Will you quote all of the entries, word for word?
— START Data listing —
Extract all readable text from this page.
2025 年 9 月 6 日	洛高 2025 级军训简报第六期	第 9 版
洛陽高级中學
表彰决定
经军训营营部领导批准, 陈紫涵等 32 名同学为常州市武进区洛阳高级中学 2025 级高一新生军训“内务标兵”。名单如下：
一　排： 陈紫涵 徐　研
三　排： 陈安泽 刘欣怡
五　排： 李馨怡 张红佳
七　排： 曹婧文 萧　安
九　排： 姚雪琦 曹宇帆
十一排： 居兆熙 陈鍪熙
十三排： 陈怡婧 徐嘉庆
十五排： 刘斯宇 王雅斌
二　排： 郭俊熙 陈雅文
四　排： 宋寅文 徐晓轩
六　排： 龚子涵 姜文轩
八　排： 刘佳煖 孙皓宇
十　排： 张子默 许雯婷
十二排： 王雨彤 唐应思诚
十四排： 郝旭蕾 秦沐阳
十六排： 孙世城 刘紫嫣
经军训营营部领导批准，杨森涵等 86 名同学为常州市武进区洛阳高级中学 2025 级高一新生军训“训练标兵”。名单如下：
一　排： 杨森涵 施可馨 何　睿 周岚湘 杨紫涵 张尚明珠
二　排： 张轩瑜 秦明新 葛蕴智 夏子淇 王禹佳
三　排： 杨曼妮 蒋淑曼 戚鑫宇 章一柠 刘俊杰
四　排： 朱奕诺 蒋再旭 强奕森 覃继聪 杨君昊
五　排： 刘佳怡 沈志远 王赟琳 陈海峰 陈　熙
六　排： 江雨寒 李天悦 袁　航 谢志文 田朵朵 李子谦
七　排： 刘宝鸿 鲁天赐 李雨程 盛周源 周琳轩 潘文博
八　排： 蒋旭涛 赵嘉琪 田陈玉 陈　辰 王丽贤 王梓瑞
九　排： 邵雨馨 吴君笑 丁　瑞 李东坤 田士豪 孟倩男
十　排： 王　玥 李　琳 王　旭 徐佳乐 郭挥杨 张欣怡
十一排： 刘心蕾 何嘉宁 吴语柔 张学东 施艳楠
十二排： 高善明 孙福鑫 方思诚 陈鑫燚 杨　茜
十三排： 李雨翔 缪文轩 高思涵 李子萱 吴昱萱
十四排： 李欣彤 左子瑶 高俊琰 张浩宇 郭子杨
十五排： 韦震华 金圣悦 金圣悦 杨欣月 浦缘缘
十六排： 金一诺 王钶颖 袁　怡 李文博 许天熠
— END Data listing —
Completed exercise |
Extract all readable text from this page.
2025 年 9 月 6 日	洛高 2025 级军训简报第六期	第 9 版
洛陽高级中學
表彰决定
经军训营营部领导批准, 陈紫涵等 32 名同学为常州市武进区洛阳高级中学 2025 级高一新生军训“内务标兵”。名单如下：
一　排： 陈紫涵 徐　研
三　排： 陈安泽 刘欣怡
五　排： 李馨怡 张红佳
七　排： 曹婧文 萧　安
九　排： 姚雪琦 曹宇帆
十一排： 居兆熙 陈鍪熙
十三排： 陈怡婧 徐嘉庆
十五排： 刘斯宇 王雅斌
二　排： 郭俊熙 陈雅文
四　排： 宋寅文 徐晓轩
六　排： 龚子涵 姜文轩
八　排： 刘佳煖 孙皓宇
十　排： 张子默 许雯婷
十二排： 王雨彤 唐应思诚
十四排： 郝旭蕾 秦沐阳
十六排： 孙世城 刘紫嫣
经军训营营部领导批准，杨森涵等 86 名同学为常州市武进区洛阳高级中学 2025 级高一新生军训“训练标兵”。名单如下：
一　排： 杨森涵 施可馨 何　睿 周岚湘 杨紫涵 张尚明珠
二　排： 张轩瑜 秦明新 葛蕴智 夏子淇 王禹佳
三　排： 杨曼妮 蒋淑曼 戚鑫宇 章一柠 刘俊杰
四　排： 朱奕诺 蒋再旭 强奕森 覃继聪 杨君昊
五　排： 刘佳怡 沈志远 王赟琳 陈海峰 陈　熙
六　排： 江雨寒 李天悦 袁　航 谢志文 田朵朵 李子谦
七　排： 刘宝鸿 鲁天赐 李雨程 盛周源 周琳轩 潘文博
八　排： 蒋旭涛 赵嘉琪 田陈玉 陈　辰 王丽贤 王梓瑞
九　排： 邵雨馨 吴君笑 丁　瑞 李东坤 田士豪 孟倩男
十　排： 王　玥 李　琳 王　旭 徐佳乐 郭挥杨 张欣怡
十一排： 刘心蕾 何嘉宁 吴语柔 张学东 施艳楠
十二排： 高善明 孙福鑫 方思诚 陈鑫燚 杨　茜
十三排： 李雨翔 缪文轩 高思涵 李子萱 吴昱萱
十四排： 李欣彤 左子瑶 高俊琰 张浩宇 郭子杨
十五排： 韦震华 金圣悦 金圣悦 杨欣月 浦缘缘
十六排： 金一诺 王钶颖 袁　怡 李文博 许天熠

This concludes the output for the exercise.